Problem to solve: What follows is a listing; restate every line of it word for word.

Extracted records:

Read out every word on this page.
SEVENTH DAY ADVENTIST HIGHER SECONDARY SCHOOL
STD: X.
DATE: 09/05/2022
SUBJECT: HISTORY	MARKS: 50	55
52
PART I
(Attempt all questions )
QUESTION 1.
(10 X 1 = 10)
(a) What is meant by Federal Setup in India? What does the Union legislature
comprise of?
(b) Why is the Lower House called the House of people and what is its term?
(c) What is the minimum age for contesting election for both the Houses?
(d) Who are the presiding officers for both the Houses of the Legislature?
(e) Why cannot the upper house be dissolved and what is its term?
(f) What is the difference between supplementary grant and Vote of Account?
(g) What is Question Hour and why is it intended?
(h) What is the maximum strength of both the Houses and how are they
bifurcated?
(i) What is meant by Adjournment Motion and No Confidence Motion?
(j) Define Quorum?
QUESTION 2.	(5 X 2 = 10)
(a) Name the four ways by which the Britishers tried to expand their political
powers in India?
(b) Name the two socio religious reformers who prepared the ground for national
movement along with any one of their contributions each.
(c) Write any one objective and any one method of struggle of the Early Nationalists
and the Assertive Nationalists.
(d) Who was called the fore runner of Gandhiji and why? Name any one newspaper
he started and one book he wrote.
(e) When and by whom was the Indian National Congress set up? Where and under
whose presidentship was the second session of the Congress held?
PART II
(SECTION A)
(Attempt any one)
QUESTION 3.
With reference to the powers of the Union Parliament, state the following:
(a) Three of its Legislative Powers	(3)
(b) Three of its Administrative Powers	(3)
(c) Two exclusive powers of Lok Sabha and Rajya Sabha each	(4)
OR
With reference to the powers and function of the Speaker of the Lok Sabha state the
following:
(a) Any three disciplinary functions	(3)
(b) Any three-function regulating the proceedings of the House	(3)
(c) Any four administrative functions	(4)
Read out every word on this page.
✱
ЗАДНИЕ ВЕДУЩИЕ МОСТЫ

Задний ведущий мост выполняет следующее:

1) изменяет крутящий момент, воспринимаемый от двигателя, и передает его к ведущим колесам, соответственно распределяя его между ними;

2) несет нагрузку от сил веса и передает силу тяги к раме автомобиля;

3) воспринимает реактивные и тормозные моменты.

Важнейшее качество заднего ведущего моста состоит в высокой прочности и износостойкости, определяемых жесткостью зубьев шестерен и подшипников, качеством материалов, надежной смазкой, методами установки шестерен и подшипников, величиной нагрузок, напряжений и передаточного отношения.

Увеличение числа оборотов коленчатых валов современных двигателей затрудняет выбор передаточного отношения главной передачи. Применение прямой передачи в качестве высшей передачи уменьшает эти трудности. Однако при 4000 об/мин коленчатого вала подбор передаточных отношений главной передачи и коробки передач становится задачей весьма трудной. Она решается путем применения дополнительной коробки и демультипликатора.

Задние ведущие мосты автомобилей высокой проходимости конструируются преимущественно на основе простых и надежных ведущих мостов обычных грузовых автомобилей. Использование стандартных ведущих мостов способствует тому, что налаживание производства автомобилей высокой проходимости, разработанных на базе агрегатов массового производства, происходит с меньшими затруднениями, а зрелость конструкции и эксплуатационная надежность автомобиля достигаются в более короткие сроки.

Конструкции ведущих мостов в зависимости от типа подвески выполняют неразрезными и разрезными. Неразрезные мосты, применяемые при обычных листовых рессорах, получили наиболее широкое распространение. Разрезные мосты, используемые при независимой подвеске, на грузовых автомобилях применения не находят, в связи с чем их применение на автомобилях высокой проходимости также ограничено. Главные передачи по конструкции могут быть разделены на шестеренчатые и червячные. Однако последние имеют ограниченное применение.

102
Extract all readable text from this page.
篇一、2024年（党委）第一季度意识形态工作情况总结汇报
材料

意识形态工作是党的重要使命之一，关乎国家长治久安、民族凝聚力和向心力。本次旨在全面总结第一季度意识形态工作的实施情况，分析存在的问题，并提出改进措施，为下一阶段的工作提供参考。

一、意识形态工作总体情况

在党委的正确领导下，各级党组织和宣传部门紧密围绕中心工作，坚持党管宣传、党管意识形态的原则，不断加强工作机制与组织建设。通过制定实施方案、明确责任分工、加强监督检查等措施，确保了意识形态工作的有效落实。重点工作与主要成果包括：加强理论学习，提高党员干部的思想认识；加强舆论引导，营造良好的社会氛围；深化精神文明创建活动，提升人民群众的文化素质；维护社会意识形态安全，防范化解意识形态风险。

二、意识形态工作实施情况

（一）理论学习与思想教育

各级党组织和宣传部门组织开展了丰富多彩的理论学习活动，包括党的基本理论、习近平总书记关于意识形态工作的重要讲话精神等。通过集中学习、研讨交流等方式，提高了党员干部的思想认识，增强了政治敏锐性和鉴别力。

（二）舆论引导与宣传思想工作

Full answer:
Read out every word on this page.
SEVENTH DAY ADVENTIST HIGHER SECONDARY SCHOOL
STD: X.
DATE: 09/05/2022
SUBJECT: HISTORY	MARKS: 50	55
52
PART I
(Attempt all questions )
QUESTION 1.
(10 X 1 = 10)
(a) What is meant by Federal Setup in India? What does the Union legislature
comprise of?
(b) Why is the Lower House called the House of people and what is its term?
(c) What is the minimum age for contesting election for both the Houses?
(d) Who are the presiding officers for both the Houses of the Legislature?
(e) Why cannot the upper house be dissolved and what is its term?
(f) What is the difference between supplementary grant and Vote of Account?
(g) What is Question Hour and why is it intended?
(h) What is the maximum strength of both the Houses and how are they
bifurcated?
(i) What is meant by Adjournment Motion and No Confidence Motion?
(j) Define Quorum?
QUESTION 2.	(5 X 2 = 10)
(a) Name the four ways by which the Britishers tried to expand their political
powers in India?
(b) Name the two socio religious reformers who prepared the ground for national
movement along with any one of their contributions each.
(c) Write any one objective and any one method of struggle of the Early Nationalists
and the Assertive Nationalists.
(d) Who was called the fore runner of Gandhiji and why? Name any one newspaper
he started and one book he wrote.
(e) When and by whom was the Indian National Congress set up? Where and under
whose presidentship was the second session of the Congress held?
PART II
(SECTION A)
(Attempt any one)
QUESTION 3.
With reference to the powers of the Union Parliament, state the following:
(a) Three of its Legislative Powers	(3)
(b) Three of its Administrative Powers	(3)
(c) Two exclusive powers of Lok Sabha and Rajya Sabha each	(4)
OR
With reference to the powers and function of the Speaker of the Lok Sabha state the
following:
(a) Any three disciplinary functions	(3)
(b) Any three-function regulating the proceedings of the House	(3)
(c) Any four administrative functions	(4)
Read out every word on this page.
✱
ЗАДНИЕ ВЕДУЩИЕ МОСТЫ

Задний ведущий мост выполняет следующее:

1) изменяет крутящий момент, воспринимаемый от двигателя, и передает его к ведущим колесам, соответственно распределяя его между ними;

2) несет нагрузку от сил веса и передает силу тяги к раме автомобиля;

3) воспринимает реактивные и тормозные моменты.

Важнейшее качество заднего ведущего моста состоит в высокой прочности и износостойкости, определяемых жесткостью зубьев шестерен и подшипников, качеством материалов, надежной смазкой, методами установки шестерен и подшипников, величиной нагрузок, напряжений и передаточного отношения.

Увеличение числа оборотов коленчатых валов современных двигателей затрудняет выбор передаточного отношения главной передачи. Применение прямой передачи в качестве высшей передачи уменьшает эти трудности. Однако при 4000 об/мин коленчатого вала подбор передаточных отношений главной передачи и коробки передач становится задачей весьма трудной. Она решается путем применения дополнительной коробки и демультипликатора.

Задние ведущие мосты автомобилей высокой проходимости конструируются преимущественно на основе простых и надежных ведущих мостов обычных грузовых автомобилей. Использование стандартных ведущих мостов способствует тому, что налаживание производства автомобилей высокой проходимости, разработанных на базе агрегатов массового производства, происходит с меньшими затруднениями, а зрелость конструкции и эксплуатационная надежность автомобиля достигаются в более короткие сроки.

Конструкции ведущих мостов в зависимости от типа подвески выполняют неразрезными и разрезными. Неразрезные мосты, применяемые при обычных листовых рессорах, получили наиболее широкое распространение. Разрезные мосты, используемые при независимой подвеске, на грузовых автомобилях применения не находят, в связи с чем их применение на автомобилях высокой проходимости также ограничено. Главные передачи по конструкции могут быть разделены на шестеренчатые и червячные. Однако последние имеют ограниченное применение.

102
Extract all readable text from this page.
篇一、2024年（党委）第一季度意识形态工作情况总结汇报
材料

意识形态工作是党的重要使命之一，关乎国家长治久安、民族凝聚力和向心力。本次旨在全面总结第一季度意识形态工作的实施情况，分析存在的问题，并提出改进措施，为下一阶段的工作提供参考。

一、意识形态工作总体情况

在党委的正确领导下，各级党组织和宣传部门紧密围绕中心工作，坚持党管宣传、党管意识形态的原则，不断加强工作机制与组织建设。通过制定实施方案、明确责任分工、加强监督检查等措施，确保了意识形态工作的有效落实。重点工作与主要成果包括：加强理论学习，提高党员干部的思想认识；加强舆论引导，营造良好的社会氛围；深化精神文明创建活动，提升人民群众的文化素质；维护社会意识形态安全，防范化解意识形态风险。

二、意识形态工作实施情况

（一）理论学习与思想教育

各级党组织和宣传部门组织开展了丰富多彩的理论学习活动，包括党的基本理论、习近平总书记关于意识形态工作的重要讲话精神等。通过集中学习、研讨交流等方式，提高了党员干部的思想认识，增强了政治敏锐性和鉴别力。

（二）舆论引导与宣传思想工作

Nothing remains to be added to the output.